• WRITTEN TASK:
Type every record exactly as it appears.
[start WORKING DATA]
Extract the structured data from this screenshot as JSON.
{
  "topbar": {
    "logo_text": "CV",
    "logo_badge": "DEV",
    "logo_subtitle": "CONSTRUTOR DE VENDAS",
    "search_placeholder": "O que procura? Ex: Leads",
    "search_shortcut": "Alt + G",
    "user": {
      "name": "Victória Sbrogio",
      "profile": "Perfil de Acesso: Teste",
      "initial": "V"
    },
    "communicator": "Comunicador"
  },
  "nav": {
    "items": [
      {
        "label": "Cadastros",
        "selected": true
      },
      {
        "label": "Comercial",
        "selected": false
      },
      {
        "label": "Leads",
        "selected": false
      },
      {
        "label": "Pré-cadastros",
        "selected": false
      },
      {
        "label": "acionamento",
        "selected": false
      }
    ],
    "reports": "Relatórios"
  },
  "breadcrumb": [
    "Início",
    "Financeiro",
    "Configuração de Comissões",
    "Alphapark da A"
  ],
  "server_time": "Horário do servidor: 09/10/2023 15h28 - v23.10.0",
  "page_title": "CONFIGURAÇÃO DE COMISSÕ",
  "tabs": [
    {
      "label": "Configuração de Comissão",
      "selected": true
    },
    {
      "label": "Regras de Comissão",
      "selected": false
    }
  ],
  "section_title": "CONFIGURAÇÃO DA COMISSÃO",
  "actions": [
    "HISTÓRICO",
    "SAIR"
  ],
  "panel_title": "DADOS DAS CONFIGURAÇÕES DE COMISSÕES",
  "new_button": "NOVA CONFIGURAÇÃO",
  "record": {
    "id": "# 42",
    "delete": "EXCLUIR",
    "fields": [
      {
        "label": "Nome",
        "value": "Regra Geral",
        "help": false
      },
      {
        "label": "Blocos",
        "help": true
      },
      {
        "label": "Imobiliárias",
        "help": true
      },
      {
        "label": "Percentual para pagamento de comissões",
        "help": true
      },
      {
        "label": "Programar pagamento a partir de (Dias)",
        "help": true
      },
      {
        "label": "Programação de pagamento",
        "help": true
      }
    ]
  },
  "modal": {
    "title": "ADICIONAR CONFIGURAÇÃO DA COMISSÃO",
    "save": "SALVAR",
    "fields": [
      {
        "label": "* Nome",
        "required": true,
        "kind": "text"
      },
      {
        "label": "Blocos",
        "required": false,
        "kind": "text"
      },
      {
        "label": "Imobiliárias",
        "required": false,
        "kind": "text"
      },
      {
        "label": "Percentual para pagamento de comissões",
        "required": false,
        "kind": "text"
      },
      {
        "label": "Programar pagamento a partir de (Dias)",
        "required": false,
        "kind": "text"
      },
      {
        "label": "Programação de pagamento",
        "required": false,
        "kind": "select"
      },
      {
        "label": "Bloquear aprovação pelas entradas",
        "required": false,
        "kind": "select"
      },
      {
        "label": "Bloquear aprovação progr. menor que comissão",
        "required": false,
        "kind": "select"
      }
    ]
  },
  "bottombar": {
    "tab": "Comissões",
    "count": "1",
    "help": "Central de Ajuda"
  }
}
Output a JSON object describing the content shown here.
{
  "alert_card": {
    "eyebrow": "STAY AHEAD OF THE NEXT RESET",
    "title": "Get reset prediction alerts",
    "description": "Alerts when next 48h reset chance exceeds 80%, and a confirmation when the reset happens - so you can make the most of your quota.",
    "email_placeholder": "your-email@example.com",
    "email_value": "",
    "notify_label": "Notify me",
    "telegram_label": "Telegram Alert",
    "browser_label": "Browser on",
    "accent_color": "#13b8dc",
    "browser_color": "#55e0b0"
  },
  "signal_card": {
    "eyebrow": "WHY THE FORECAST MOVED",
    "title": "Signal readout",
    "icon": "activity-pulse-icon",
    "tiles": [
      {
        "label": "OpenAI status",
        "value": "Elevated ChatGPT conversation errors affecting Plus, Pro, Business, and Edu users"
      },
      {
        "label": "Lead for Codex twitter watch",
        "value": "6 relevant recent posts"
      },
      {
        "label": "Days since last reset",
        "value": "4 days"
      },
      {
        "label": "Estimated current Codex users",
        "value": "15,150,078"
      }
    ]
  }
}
[end WORKING DATA]
• SOLUTION TO THE EXERCISE:
Extract the structured data from this screenshot as JSON.
{
  "topbar": {
    "logo_text": "CV",
    "logo_badge": "DEV",
    "logo_subtitle": "CONSTRUTOR DE VENDAS",
    "search_placeholder": "O que procura? Ex: Leads",
    "search_shortcut": "Alt + G",
    "user": {
      "name": "Victória Sbrogio",
      "profile": "Perfil de Acesso: Teste",
      "initial": "V"
    },
    "communicator": "Comunicador"
  },
  "nav": {
    "items": [
      {
        "label": "Cadastros",
        "selected": true
      },
      {
        "label": "Comercial",
        "selected": false
      },
      {
        "label": "Leads",
        "selected": false
      },
      {
        "label": "Pré-cadastros",
        "selected": false
      },
      {
        "label": "acionamento",
        "selected": false
      }
    ],
    "reports": "Relatórios"
  },
  "breadcrumb": [
    "Início",
    "Financeiro",
    "Configuração de Comissões",
    "Alphapark da A"
  ],
  "server_time": "Horário do servidor: 09/10/2023 15h28 - v23.10.0",
  "page_title": "CONFIGURAÇÃO DE COMISSÕ",
  "tabs": [
    {
      "label": "Configuração de Comissão",
      "selected": true
    },
    {
      "label": "Regras de Comissão",
      "selected": false
    }
  ],
  "section_title": "CONFIGURAÇÃO DA COMISSÃO",
  "actions": [
    "HISTÓRICO",
    "SAIR"
  ],
  "panel_title": "DADOS DAS CONFIGURAÇÕES DE COMISSÕES",
  "new_button": "NOVA CONFIGURAÇÃO",
  "record": {
    "id": "# 42",
    "delete": "EXCLUIR",
    "fields": [
      {
        "label": "Nome",
        "value": "Regra Geral",
        "help": false
      },
      {
        "label": "Blocos",
        "help": true
      },
      {
        "label": "Imobiliárias",
        "help": true
      },
      {
        "label": "Percentual para pagamento de comissões",
        "help": true
      },
      {
        "label": "Programar pagamento a partir de (Dias)",
        "help": true
      },
      {
        "label": "Programação de pagamento",
        "help": true
      }
    ]
  },
  "modal": {
    "title": "ADICIONAR CONFIGURAÇÃO DA COMISSÃO",
    "save": "SALVAR",
    "fields": [
      {
        "label": "* Nome",
        "required": true,
        "kind": "text"
      },
      {
        "label": "Blocos",
        "required": false,
        "kind": "text"
      },
      {
        "label": "Imobiliárias",
        "required": false,
        "kind": "text"
      },
      {
        "label": "Percentual para pagamento de comissões",
        "required": false,
        "kind": "text"
      },
      {
        "label": "Programar pagamento a partir de (Dias)",
        "required": false,
        "kind": "text"
      },
      {
        "label": "Programação de pagamento",
        "required": false,
        "kind": "select"
      },
      {
        "label": "Bloquear aprovação pelas entradas",
        "required": false,
        "kind": "select"
      },
      {
        "label": "Bloquear aprovação progr. menor que comissão",
        "required": false,
        "kind": "select"
      }
    ]
  },
  "bottombar": {
    "tab": "Comissões",
    "count": "1",
    "help": "Central de Ajuda"
  }
}
Output a JSON object describing the content shown here.
{
  "alert_card": {
    "eyebrow": "STAY AHEAD OF THE NEXT RESET",
    "title": "Get reset prediction alerts",
    "description": "Alerts when next 48h reset chance exceeds 80%, and a confirmation when the reset happens - so you can make the most of your quota.",
    "email_placeholder": "your-email@example.com",
    "email_value": "",
    "notify_label": "Notify me",
    "telegram_label": "Telegram Alert",
    "browser_label": "Browser on",
    "accent_color": "#13b8dc",
    "browser_color": "#55e0b0"
  },
  "signal_card": {
    "eyebrow": "WHY THE FORECAST MOVED",
    "title": "Signal readout",
    "icon": "activity-pulse-icon",
    "tiles": [
      {
        "label": "OpenAI status",
        "value": "Elevated ChatGPT conversation errors affecting Plus, Pro, Business, and Edu users"
      },
      {
        "label": "Lead for Codex twitter watch",
        "value": "6 relevant recent posts"
      },
      {
        "label": "Days since last reset",
        "value": "4 days"
      },
      {
        "label": "Estimated current Codex users",
        "value": "15,150,078"
      }
    ]
  }
}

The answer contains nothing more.